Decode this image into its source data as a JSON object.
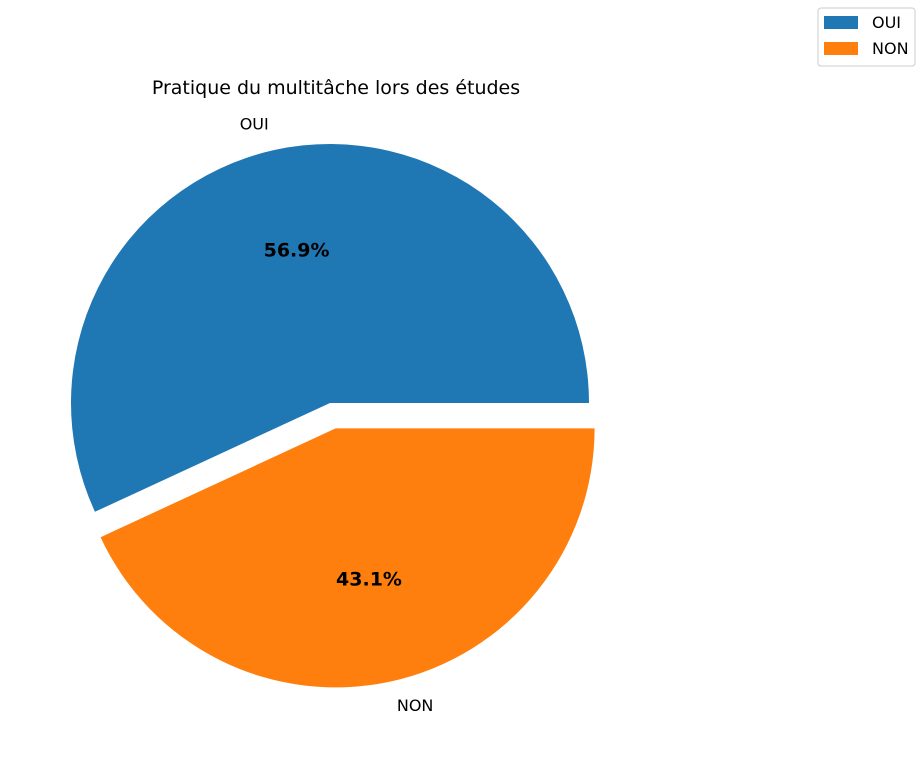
{
  "chart_data": {
    "type": "pie",
    "title": "Pratique du multitâche lors des études",
    "categories": [
      "OUI",
      "NON"
    ],
    "values": [
      56.9,
      43.1
    ],
    "value_labels": [
      "56.9%",
      "43.1%"
    ],
    "colors": [
      "#1f77b4",
      "#ff7f0e"
    ],
    "exploded": [
      false,
      true
    ],
    "start": "right",
    "direction": "counterclockwise",
    "legend": {
      "position": "top-right",
      "entries": [
        "OUI",
        "NON"
      ]
    }
  }
}
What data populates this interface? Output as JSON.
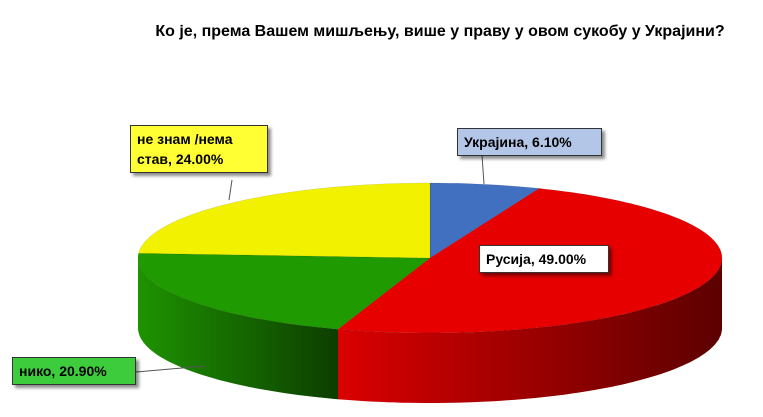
{
  "chart_data": {
    "type": "pie3d",
    "title": "Ко је, према Вашем мишљењу,  више у праву у овом сукобу у Украјини?",
    "categories": [
      "Украјина",
      "Русија",
      "нико",
      "не знам /нема став"
    ],
    "values": [
      6.1,
      49.0,
      20.9,
      24.0
    ],
    "value_labels": [
      "Украјина, 6.10%",
      "Русија, 49.00%",
      "нико, 20.90%",
      "не знам /нема став, 24.00%"
    ],
    "colors": [
      "#4170c0",
      "#e60000",
      "#1f9a00",
      "#f2f200"
    ]
  }
}
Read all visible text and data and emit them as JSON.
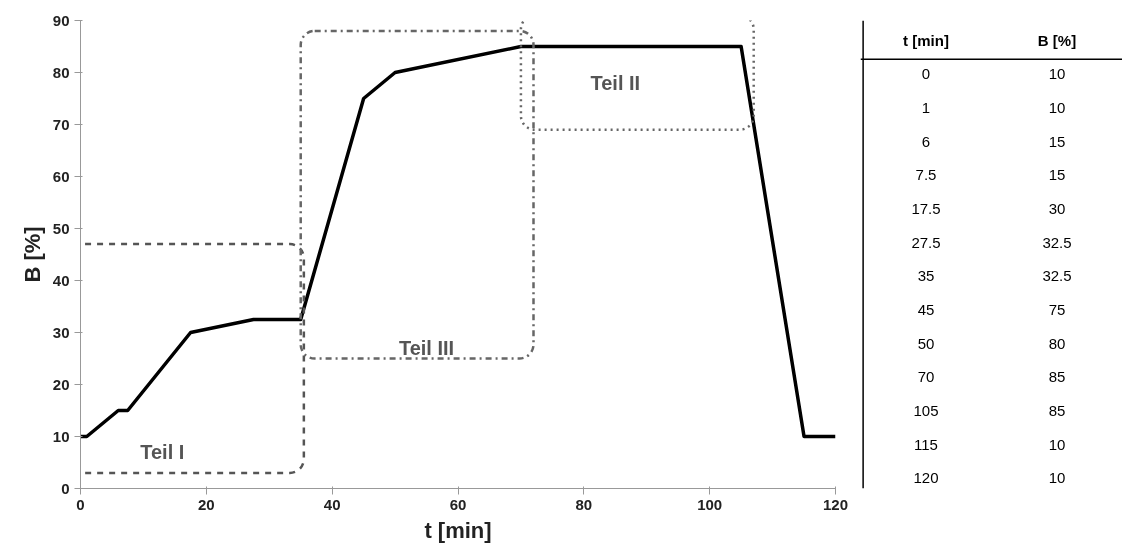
{
  "chart_data": [
    {
      "type": "line",
      "xlabel": "t [min]",
      "ylabel": "B [%]",
      "x": [
        0,
        1,
        6,
        7.5,
        17.5,
        27.5,
        35,
        45,
        50,
        70,
        105,
        115,
        120
      ],
      "series": [
        {
          "color": "#000000",
          "values": [
            10,
            10,
            15,
            15,
            30,
            32.5,
            32.5,
            75,
            80,
            85,
            85,
            10,
            10
          ]
        }
      ],
      "xlim": [
        0,
        120
      ],
      "ylim": [
        0,
        90
      ],
      "xticks": [
        0,
        20,
        40,
        60,
        80,
        100,
        120
      ],
      "yticks": [
        0,
        10,
        20,
        30,
        40,
        50,
        60,
        70,
        80,
        90
      ],
      "grid": false,
      "marker": "none",
      "line_style": "solid",
      "annotations": [
        "Teil I",
        "Teil II",
        "Teil III"
      ]
    },
    {
      "type": "other",
      "annotations": [
        "t [min]",
        "B [%]",
        "0",
        "10",
        "1",
        "10",
        "6",
        "15",
        "7.5",
        "15",
        "17.5",
        "30",
        "27.5",
        "32.5",
        "35",
        "32.5",
        "45",
        "75",
        "50",
        "80",
        "70",
        "85",
        "105",
        "85",
        "115",
        "10",
        "120",
        "10"
      ]
    }
  ]
}
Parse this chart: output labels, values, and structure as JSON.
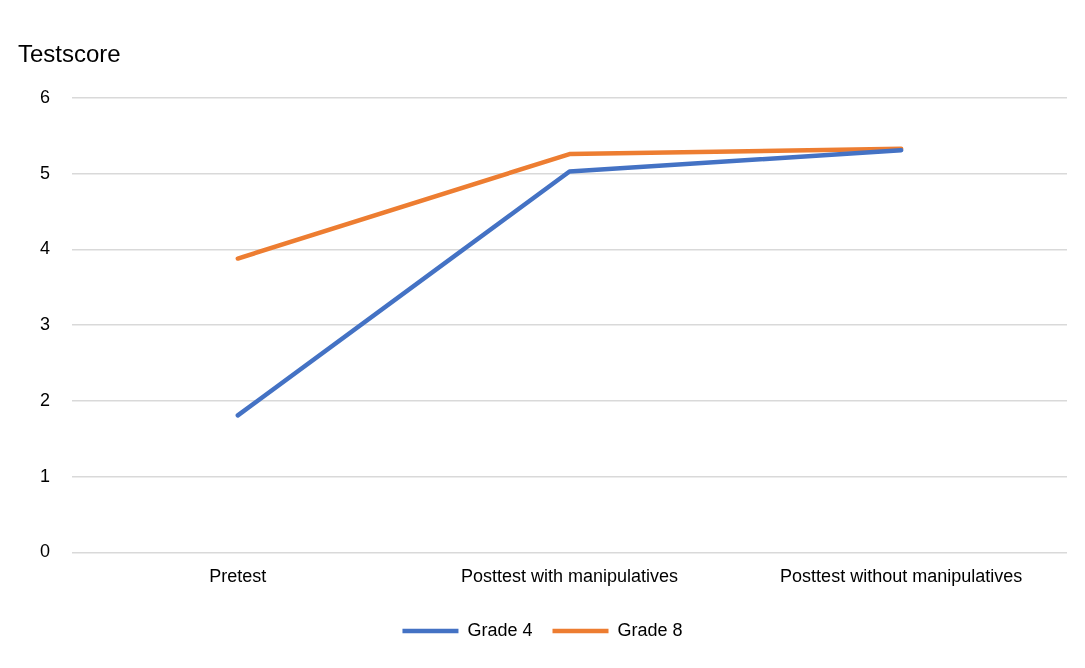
{
  "chart_data": {
    "type": "line",
    "ylabel": "Testscore",
    "categories": [
      "Pretest",
      "Posttest with manipulatives",
      "Posttest without manipulatives"
    ],
    "series": [
      {
        "name": "Grade 4",
        "color": "#4472c4",
        "values": [
          1.81,
          5.03,
          5.31
        ]
      },
      {
        "name": "Grade 8",
        "color": "#ed7d31",
        "values": [
          3.88,
          5.26,
          5.33
        ]
      }
    ],
    "ylim": [
      0,
      6
    ],
    "yticks": [
      0,
      1,
      2,
      3,
      4,
      5,
      6
    ],
    "grid": "y",
    "legend": "bottom",
    "marker": "none",
    "line_style": "solid"
  }
}
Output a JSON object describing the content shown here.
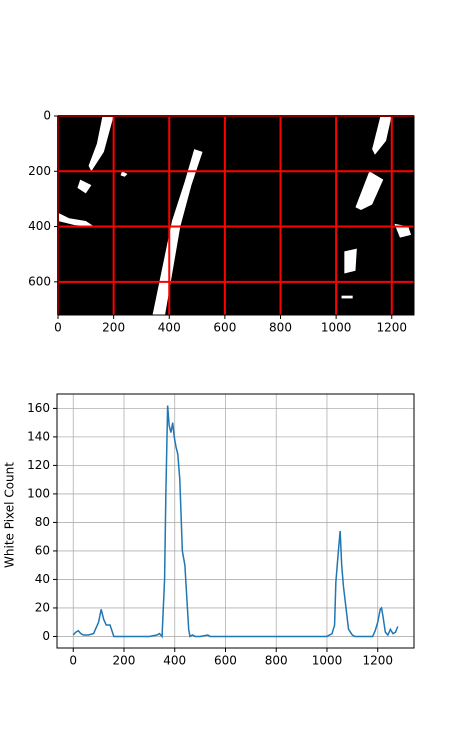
{
  "chart_data": [
    {
      "type": "image",
      "xlim": [
        0,
        1280
      ],
      "ylim": [
        720,
        0
      ],
      "xticks": [
        0,
        200,
        400,
        600,
        800,
        1000,
        1200
      ],
      "yticks": [
        0,
        200,
        400,
        600
      ],
      "grid": true,
      "grid_color": "#ff0000"
    },
    {
      "type": "line",
      "ylabel": "White Pixel Count",
      "color": "#1f77b4",
      "x": [
        0,
        10,
        20,
        30,
        40,
        60,
        80,
        100,
        110,
        120,
        130,
        145,
        160,
        200,
        300,
        330,
        340,
        350,
        360,
        365,
        372,
        378,
        385,
        392,
        398,
        405,
        412,
        420,
        430,
        440,
        450,
        455,
        460,
        470,
        480,
        500,
        530,
        540,
        700,
        1000,
        1020,
        1030,
        1035,
        1045,
        1052,
        1058,
        1065,
        1075,
        1085,
        1100,
        1110,
        1180,
        1190,
        1200,
        1210,
        1215,
        1220,
        1230,
        1240,
        1250,
        1260,
        1270,
        1279
      ],
      "values": [
        1,
        3,
        4,
        2,
        1,
        1,
        2,
        10,
        19,
        12,
        8,
        8,
        0,
        0,
        0,
        1,
        2,
        0,
        40,
        100,
        162,
        148,
        143,
        150,
        140,
        133,
        128,
        110,
        60,
        50,
        20,
        5,
        0,
        1,
        0,
        0,
        1,
        0,
        0,
        0,
        2,
        8,
        38,
        60,
        74,
        50,
        35,
        20,
        5,
        1,
        0,
        0,
        4,
        10,
        19,
        20,
        15,
        3,
        1,
        5,
        2,
        3,
        7
      ],
      "xlim": [
        -64,
        1343
      ],
      "ylim": [
        -8.1,
        170.1
      ],
      "xticks": [
        0,
        200,
        400,
        600,
        800,
        1000,
        1200
      ],
      "yticks": [
        0,
        20,
        40,
        60,
        80,
        100,
        120,
        140,
        160
      ],
      "grid": true
    }
  ]
}
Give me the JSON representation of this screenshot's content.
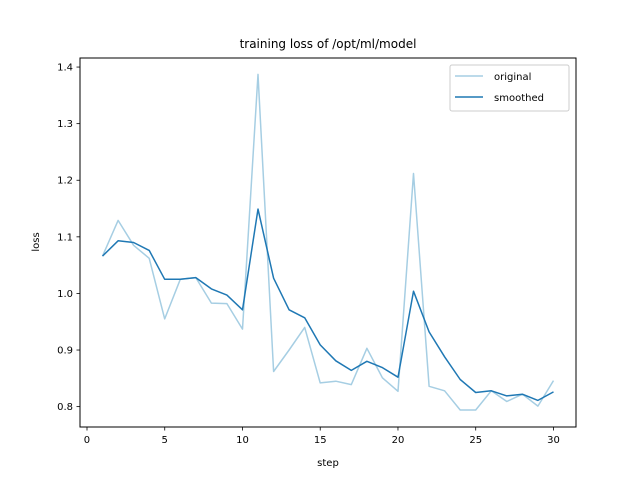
{
  "chart_data": {
    "type": "line",
    "title": "training loss of /opt/ml/model",
    "xlabel": "step",
    "ylabel": "loss",
    "xlim": [
      -0.45,
      31.45
    ],
    "ylim": [
      0.764,
      1.416
    ],
    "xticks": [
      0,
      5,
      10,
      15,
      20,
      25,
      30
    ],
    "yticks": [
      0.8,
      0.9,
      1.0,
      1.1,
      1.2,
      1.3,
      1.4
    ],
    "ytick_labels": [
      "0.8",
      "0.9",
      "1.0",
      "1.1",
      "1.2",
      "1.3",
      "1.4"
    ],
    "grid": false,
    "legend_position": "upper right",
    "x": [
      1,
      2,
      3,
      4,
      5,
      6,
      7,
      8,
      9,
      10,
      11,
      12,
      13,
      14,
      15,
      16,
      17,
      18,
      19,
      20,
      21,
      22,
      23,
      24,
      25,
      26,
      27,
      28,
      29,
      30
    ],
    "series": [
      {
        "name": "original",
        "color": "#a6cee3",
        "values": [
          1.066,
          1.129,
          1.085,
          1.062,
          0.955,
          1.025,
          1.028,
          0.983,
          0.982,
          0.937,
          1.387,
          0.862,
          0.9,
          0.94,
          0.842,
          0.845,
          0.839,
          0.903,
          0.851,
          0.827,
          1.212,
          0.836,
          0.828,
          0.794,
          0.794,
          0.828,
          0.809,
          0.822,
          0.801,
          0.846
        ]
      },
      {
        "name": "smoothed",
        "color": "#1f78b4",
        "values": [
          1.066,
          1.093,
          1.09,
          1.076,
          1.025,
          1.025,
          1.028,
          1.008,
          0.997,
          0.971,
          1.149,
          1.027,
          0.971,
          0.957,
          0.909,
          0.881,
          0.864,
          0.88,
          0.869,
          0.852,
          1.004,
          0.932,
          0.888,
          0.848,
          0.825,
          0.828,
          0.819,
          0.822,
          0.811,
          0.826
        ]
      }
    ]
  }
}
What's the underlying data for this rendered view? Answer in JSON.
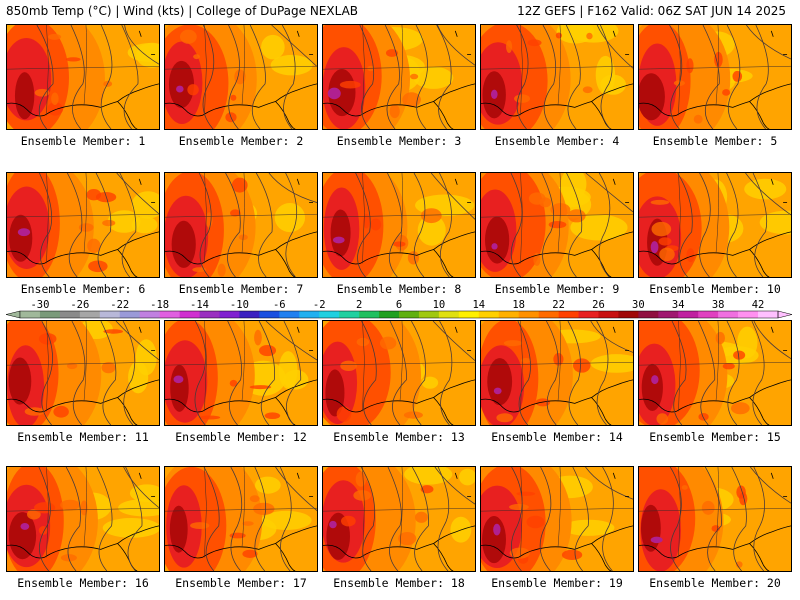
----
> **EXERCISE OBJECTIVE**
Images must not appear in the copy; reproduce everything else in the records verbatim.

> **EXPECTED OUTPUT**
Decode this image into its source data as a JSON object.
{
  "chart_data": {
    "type": "pie",
    "title": "Pratique du multitâche lors des études",
    "categories": [
      "OUI",
      "NON"
    ],
    "values": [
      56.9,
      43.1
    ],
    "value_labels": [
      "56.9%",
      "43.1%"
    ],
    "colors": [
      "#1f77b4",
      "#ff7f0e"
    ],
    "exploded": [
      false,
      true
    ],
    "start": "right",
    "direction": "counterclockwise",
    "legend": {
      "position": "top-right",
      "entries": [
        "OUI",
        "NON"
      ]
    }
  }
}
What data populates this interface? Output as JSON.
{
  "chart_data": {
    "type": "pie3d",
    "title": "Ко је, према Вашем мишљењу,  више у праву у овом сукобу у Украјини?",
    "categories": [
      "Украјина",
      "Русија",
      "нико",
      "не знам /нема став"
    ],
    "values": [
      6.1,
      49.0,
      20.9,
      24.0
    ],
    "value_labels": [
      "Украјина, 6.10%",
      "Русија, 49.00%",
      "нико, 20.90%",
      "не знам /нема став, 24.00%"
    ],
    "colors": [
      "#4170c0",
      "#e60000",
      "#1f9a00",
      "#f2f200"
    ]
  }
}
Read all visible text and data and emit them as JSON.
{
  "chart_data": [
    {
      "type": "line",
      "xlabel": "t [min]",
      "ylabel": "B [%]",
      "x": [
        0,
        1,
        6,
        7.5,
        17.5,
        27.5,
        35,
        45,
        50,
        70,
        105,
        115,
        120
      ],
      "series": [
        {
          "color": "#000000",
          "values": [
            10,
            10,
            15,
            15,
            30,
            32.5,
            32.5,
            75,
            80,
            85,
            85,
            10,
            10
          ]
        }
      ],
      "xlim": [
        0,
        120
      ],
      "ylim": [
        0,
        90
      ],
      "xticks": [
        0,
        20,
        40,
        60,
        80,
        100,
        120
      ],
      "yticks": [
        0,
        10,
        20,
        30,
        40,
        50,
        60,
        70,
        80,
        90
      ],
      "grid": false,
      "marker": "none",
      "line_style": "solid",
      "annotations": [
        "Teil I",
        "Teil II",
        "Teil III"
      ]
    },
    {
      "type": "other",
      "annotations": [
        "t [min]",
        "B [%]",
        "0",
        "10",
        "1",
        "10",
        "6",
        "15",
        "7.5",
        "15",
        "17.5",
        "30",
        "27.5",
        "32.5",
        "35",
        "32.5",
        "45",
        "75",
        "50",
        "80",
        "70",
        "85",
        "105",
        "85",
        "115",
        "10",
        "120",
        "10"
      ]
    }
  ]
}
Parse this chart: output labels, values, and structure as JSON.
{
  "chart_data": {
    "type": "line",
    "ylabel": "Testscore",
    "categories": [
      "Pretest",
      "Posttest with manipulatives",
      "Posttest without manipulatives"
    ],
    "series": [
      {
        "name": "Grade 4",
        "color": "#4472c4",
        "values": [
          1.81,
          5.03,
          5.31
        ]
      },
      {
        "name": "Grade 8",
        "color": "#ed7d31",
        "values": [
          3.88,
          5.26,
          5.33
        ]
      }
    ],
    "ylim": [
      0,
      6
    ],
    "yticks": [
      0,
      1,
      2,
      3,
      4,
      5,
      6
    ],
    "grid": "y",
    "legend": "bottom",
    "marker": "none",
    "line_style": "solid"
  }
}
Output a JSON object describing the content shown here.
{
  "chart_data": [
    {
      "type": "image",
      "xlim": [
        0,
        1280
      ],
      "ylim": [
        720,
        0
      ],
      "xticks": [
        0,
        200,
        400,
        600,
        800,
        1000,
        1200
      ],
      "yticks": [
        0,
        200,
        400,
        600
      ],
      "grid": true,
      "grid_color": "#ff0000"
    },
    {
      "type": "line",
      "ylabel": "White Pixel Count",
      "color": "#1f77b4",
      "x": [
        0,
        10,
        20,
        30,
        40,
        60,
        80,
        100,
        110,
        120,
        130,
        145,
        160,
        200,
        300,
        330,
        340,
        350,
        360,
        365,
        372,
        378,
        385,
        392,
        398,
        405,
        412,
        420,
        430,
        440,
        450,
        455,
        460,
        470,
        480,
        500,
        530,
        540,
        700,
        1000,
        1020,
        1030,
        1035,
        1045,
        1052,
        1058,
        1065,
        1075,
        1085,
        1100,
        1110,
        1180,
        1190,
        1200,
        1210,
        1215,
        1220,
        1230,
        1240,
        1250,
        1260,
        1270,
        1279
      ],
      "values": [
        1,
        3,
        4,
        2,
        1,
        1,
        2,
        10,
        19,
        12,
        8,
        8,
        0,
        0,
        0,
        1,
        2,
        0,
        40,
        100,
        162,
        148,
        143,
        150,
        140,
        133,
        128,
        110,
        60,
        50,
        20,
        5,
        0,
        1,
        0,
        0,
        1,
        0,
        0,
        0,
        2,
        8,
        38,
        60,
        74,
        50,
        35,
        20,
        5,
        1,
        0,
        0,
        4,
        10,
        19,
        20,
        15,
        3,
        1,
        5,
        2,
        3,
        7
      ],
      "xlim": [
        -64,
        1343
      ],
      "ylim": [
        -8.1,
        170.1
      ],
      "xticks": [
        0,
        200,
        400,
        600,
        800,
        1000,
        1200
      ],
      "yticks": [
        0,
        20,
        40,
        60,
        80,
        100,
        120,
        140,
        160
      ],
      "grid": true
    }
  ]
}
Give me the JSON representation of this screenshot's content.
{
  "chart_data": {
    "type": "line",
    "title": "training loss of /opt/ml/model",
    "xlabel": "step",
    "ylabel": "loss",
    "xlim": [
      -0.45,
      31.45
    ],
    "ylim": [
      0.764,
      1.416
    ],
    "xticks": [
      0,
      5,
      10,
      15,
      20,
      25,
      30
    ],
    "yticks": [
      0.8,
      0.9,
      1.0,
      1.1,
      1.2,
      1.3,
      1.4
    ],
    "ytick_labels": [
      "0.8",
      "0.9",
      "1.0",
      "1.1",
      "1.2",
      "1.3",
      "1.4"
    ],
    "grid": false,
    "legend_position": "upper right",
    "x": [
      1,
      2,
      3,
      4,
      5,
      6,
      7,
      8,
      9,
      10,
      11,
      12,
      13,
      14,
      15,
      16,
      17,
      18,
      19,
      20,
      21,
      22,
      23,
      24,
      25,
      26,
      27,
      28,
      29,
      30
    ],
    "series": [
      {
        "name": "original",
        "color": "#a6cee3",
        "values": [
          1.066,
          1.129,
          1.085,
          1.062,
          0.955,
          1.025,
          1.028,
          0.983,
          0.982,
          0.937,
          1.387,
          0.862,
          0.9,
          0.94,
          0.842,
          0.845,
          0.839,
          0.903,
          0.851,
          0.827,
          1.212,
          0.836,
          0.828,
          0.794,
          0.794,
          0.828,
          0.809,
          0.822,
          0.801,
          0.846
        ]
      },
      {
        "name": "smoothed",
        "color": "#1f78b4",
        "values": [
          1.066,
          1.093,
          1.09,
          1.076,
          1.025,
          1.025,
          1.028,
          1.008,
          0.997,
          0.971,
          1.149,
          1.027,
          0.971,
          0.957,
          0.909,
          0.881,
          0.864,
          0.88,
          0.869,
          0.852,
          1.004,
          0.932,
          0.888,
          0.848,
          0.825,
          0.828,
          0.819,
          0.822,
          0.811,
          0.826
        ]
      }
    ]
  }
}
What's the underlying data for this rendered view? Answer in JSON.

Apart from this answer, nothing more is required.